→ YOUR TASK:
Show all lines from the data that include the word "сгорания".
START PROVIDED RECORDS
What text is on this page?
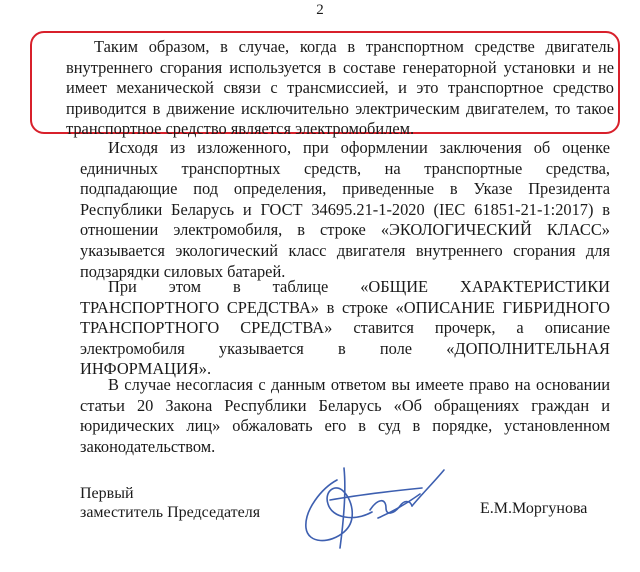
2

Таким образом, в случае, когда в транспортном средстве двигатель внутреннего сгорания используется в составе генераторной установки и не имеет механической связи с трансмиссией, и это транспортное средство приводится в движение исключительно электрическим двигателем, то такое транспортное средство является электромобилем.

Исходя из изложенного, при оформлении заключения об оценке единичных транспортных средств, на транспортные средства, подпадающие под определения, приведенные в Указе Президента Республики Беларусь и ГОСТ 34695.21-1-2020 (IEC 61851-21-1:2017) в отношении электромобиля, в строке «ЭКОЛОГИЧЕСКИЙ КЛАСС» указывается экологический класс двигателя внутреннего сгорания для подзарядки силовых батарей.

При этом в таблице «ОБЩИЕ ХАРАКТЕРИСТИКИ ТРАНСПОРТНОГО СРЕДСТВА» в строке «ОПИСАНИЕ ГИБРИДНОГО ТРАНСПОРТНОГО СРЕДСТВА» ставится прочерк, а описание электромобиля указывается в поле «ДОПОЛНИТЕЛЬНАЯ ИНФОРМАЦИЯ».

В случае несогласия с данным ответом вы имеете право на основании статьи 20 Закона Республики Беларусь «Об обращениях граждан и юридических лиц» обжаловать его в суд в порядке, установленном законодательством.

Первый
заместитель Председателя	Е.М.Моргунова
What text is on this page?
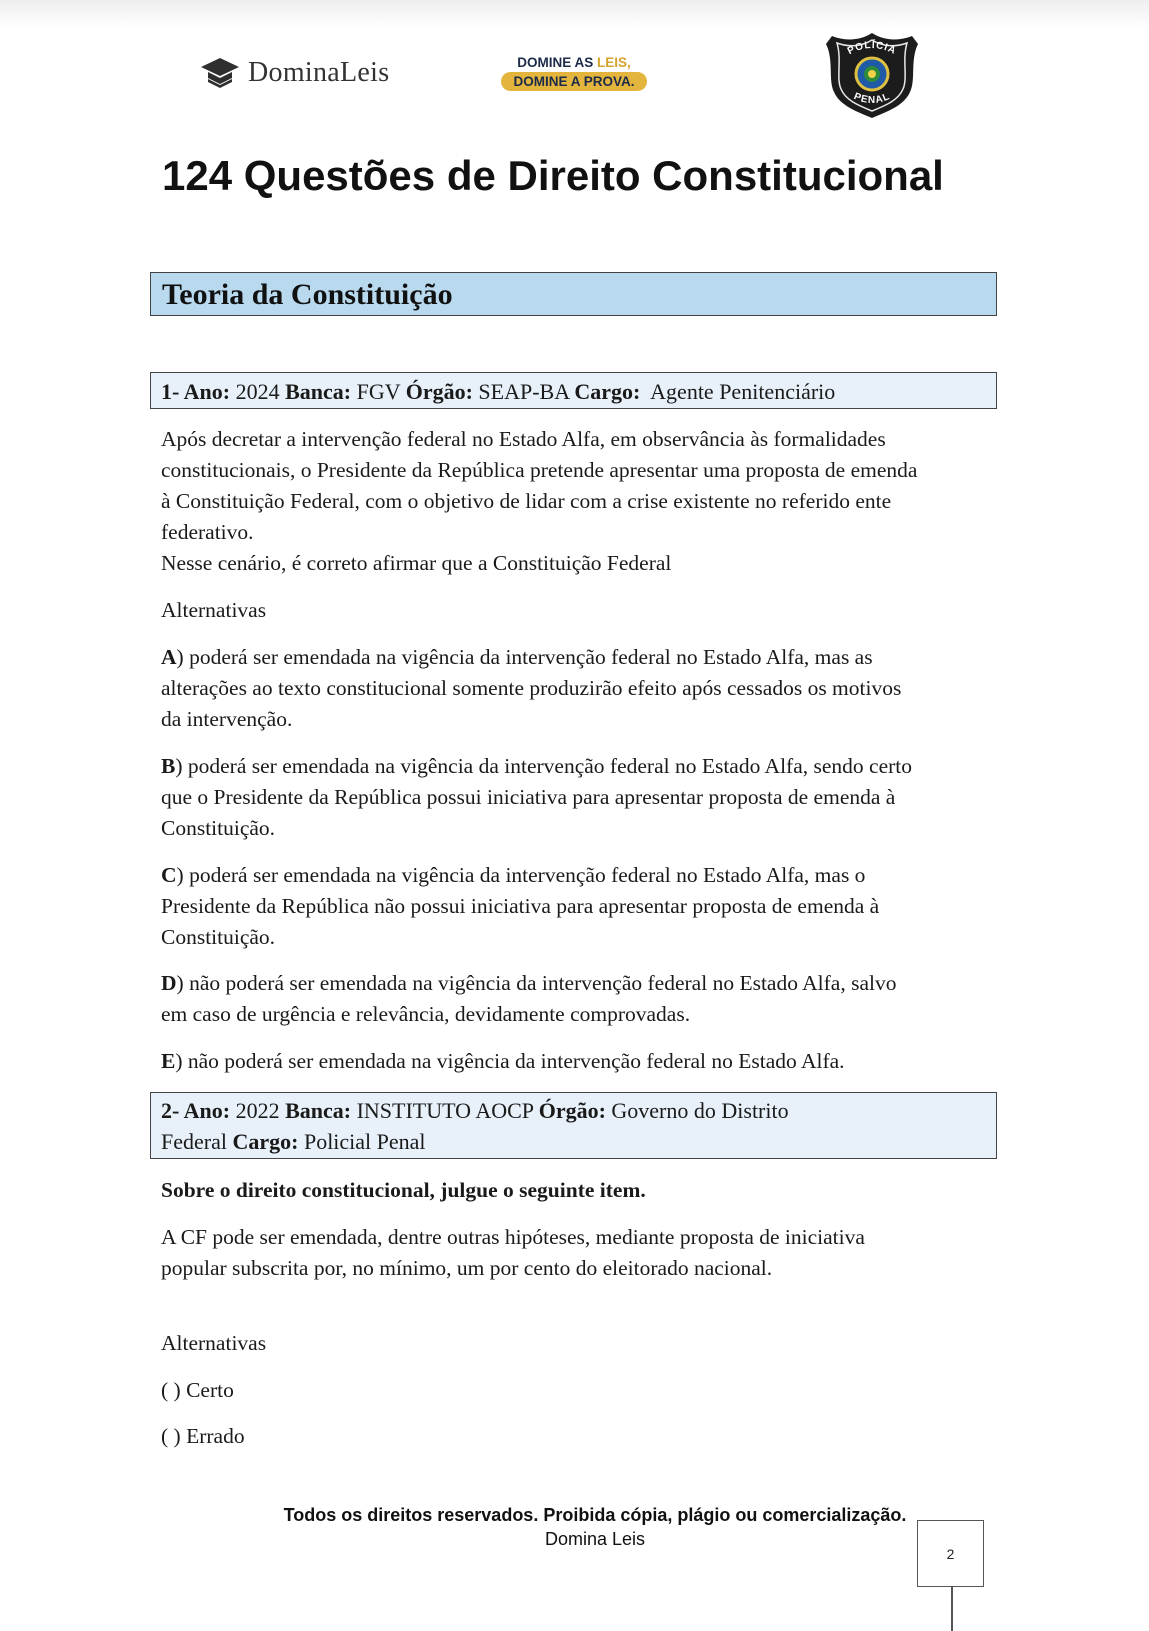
DominaLeis	DOMINE AS LEIS,
DOMINE A PROVA.
POLÍCIA
PENAL
124 Questões de Direito Constitucional
Teoria da Constituição
1- Ano: 2024 Banca: FGV Órgão: SEAP-BA Cargo: Agente Penitenciário

Após decretar a intervenção federal no Estado Alfa, em observância às formalidades
constitucionais, o Presidente da República pretende apresentar uma proposta de emenda
à Constituição Federal, com o objetivo de lidar com a crise existente no referido ente
federativo.
Nesse cenário, é correto afirmar que a Constituição Federal

Alternativas

A) poderá ser emendada na vigência da intervenção federal no Estado Alfa, mas as
alterações ao texto constitucional somente produzirão efeito após cessados os motivos
da intervenção.

B) poderá ser emendada na vigência da intervenção federal no Estado Alfa, sendo certo
que o Presidente da República possui iniciativa para apresentar proposta de emenda à
Constituição.

C) poderá ser emendada na vigência da intervenção federal no Estado Alfa, mas o
Presidente da República não possui iniciativa para apresentar proposta de emenda à
Constituição.

D) não poderá ser emendada na vigência da intervenção federal no Estado Alfa, salvo
em caso de urgência e relevância, devidamente comprovadas.

E) não poderá ser emendada na vigência da intervenção federal no Estado Alfa.

2- Ano: 2022 Banca: INSTITUTO AOCP Órgão: Governo do Distrito
Federal Cargo: Policial Penal

Sobre o direito constitucional, julgue o seguinte item.

A CF pode ser emendada, dentre outras hipóteses, mediante proposta de iniciativa
popular subscrita por, no mínimo, um por cento do eleitorado nacional.

Alternativas

( ) Certo

( ) Errado

Todos os direitos reservados. Proibida cópia, plágio ou comercialização.
Domina Leis
2
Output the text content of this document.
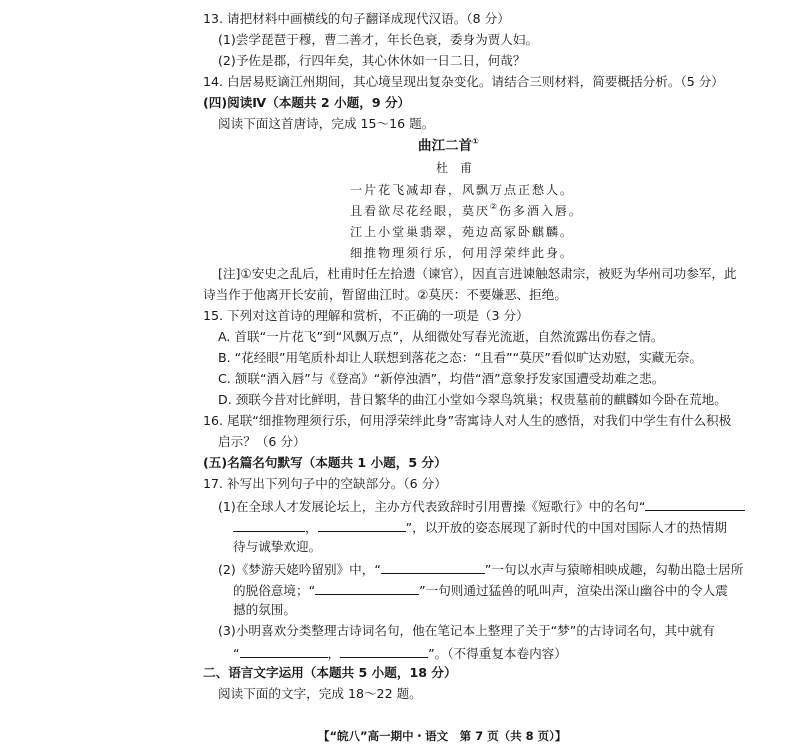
13. 请把材料中画横线的句子翻译成现代汉语。（8 分）
(1)尝学琵琶于穆，曹二善才，年长色衰，委身为贾人妇。
(2)予佐是郡，行四年矣，其心休休如一日二日，何哉？
14. 白居易贬谪江州期间，其心境呈现出复杂变化。请结合三则材料，简要概括分析。（5 分）
(四)阅读Ⅳ（本题共 2 小题，9 分）
阅读下面这首唐诗，完成 15～16 题。
曲江二首①
杜　甫
一片花飞减却春，风飘万点正愁人。
且看欲尽花经眼，莫厌②伤多酒入唇。
江上小堂巢翡翠，苑边高冢卧麒麟。
细推物理须行乐，何用浮荣绊此身。
[注]①安史之乱后，杜甫时任左拾遗（谏官），因直言进谏触怒肃宗，被贬为华州司功参军，此
诗当作于他离开长安前，暂留曲江时。②莫厌：不要嫌恶、拒绝。
15. 下列对这首诗的理解和赏析，不正确的一项是（3 分）
A. 首联“一片花飞”到“风飘万点”，从细微处写春光流逝，自然流露出伤春之情。
B. “花经眼”用笔质朴却让人联想到落花之态：“且看”“莫厌”看似旷达劝慰，实藏无奈。
C. 颔联“酒入唇”与《登高》“新停浊酒”，均借“酒”意象抒发家国遭受劫难之悲。
D. 颈联今昔对比鲜明，昔日繁华的曲江小堂如今翠鸟筑巢；权贵墓前的麒麟如今卧在荒地。
16. 尾联“细推物理须行乐，何用浮荣绊此身”寄寓诗人对人生的感悟，对我们中学生有什么积极
启示？（6 分）
(五)名篇名句默写（本题共 1 小题，5 分）
17. 补写出下列句子中的空缺部分。（6 分）
(1)在全球人才发展论坛上，主办方代表致辞时引用曹操《短歌行》中的名句“
，	”，以开放的姿态展现了新时代的中国对国际人才的热情期
待与诚挚欢迎。
(2)《梦游天姥吟留别》中，“	”一句以水声与猿啼相映成趣，勾勒出隐士居所
的脱俗意境；“	”一句则通过猛兽的吼叫声，渲染出深山幽谷中的令人震
撼的氛围。
(3)小明喜欢分类整理古诗词名句，他在笔记本上整理了关于“梦”的古诗词名句，其中就有
“	，	”。（不得重复本卷内容）
二、语言文字运用（本题共 5 小题，18 分）
阅读下面的文字，完成 18～22 题。
【“皖八”高一期中・语文　第 7 页（共 8 页）】
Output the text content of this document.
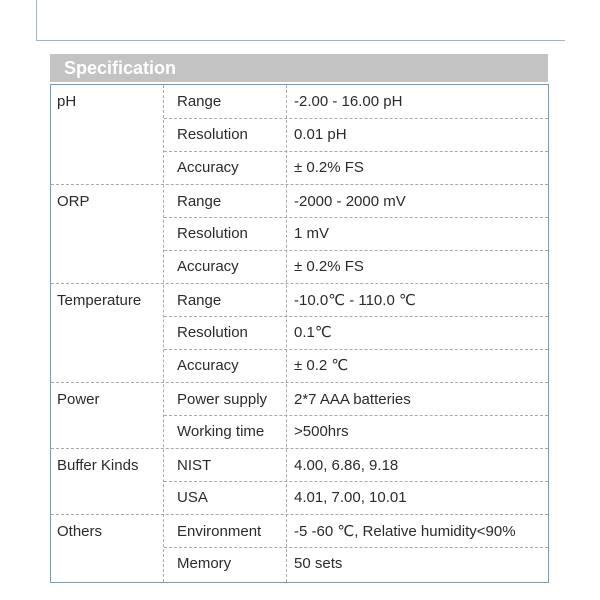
Specification
pH	Range	-2.00 - 16.00 pH
Resolution	0.01 pH
Accuracy	± 0.2% FS
ORP	Range	-2000 - 2000 mV
Resolution	1 mV
Accuracy	± 0.2% FS
Temperature	Range	-10.0℃ - 110.0 ℃
Resolution	0.1℃
Accuracy	± 0.2 ℃
Power	Power supply	2*7 AAA batteries
Working time	>500hrs
Buffer Kinds	NIST	4.00, 6.86, 9.18
USA	4.01, 7.00, 10.01
Others	Environment	-5 -60 ℃, Relative humidity<90%
Memory	50 sets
END PROVIDED RECORDS
→ ANSWER FOR THIS EXERCISE:
Таким образом, в случае, когда в транспортном средстве двигатель внутреннего сгорания используется в составе генераторной установки и не имеет механической связи с трансмиссией, и это транспортное средство приводится в движение исключительно электрическим двигателем, то такое транспортное средство является электромобилем.
Исходя из изложенного, при оформлении заключения об оценке единичных транспортных средств, на транспортные средства, подпадающие под определения, приведенные в Указе Президента Республики Беларусь и ГОСТ 34695.21-1-2020 (IEC 61851-21-1:2017) в отношении электромобиля, в строке «ЭКОЛОГИЧЕСКИЙ КЛАСС» указывается экологический класс двигателя внутреннего сгорания для подзарядки силовых батарей.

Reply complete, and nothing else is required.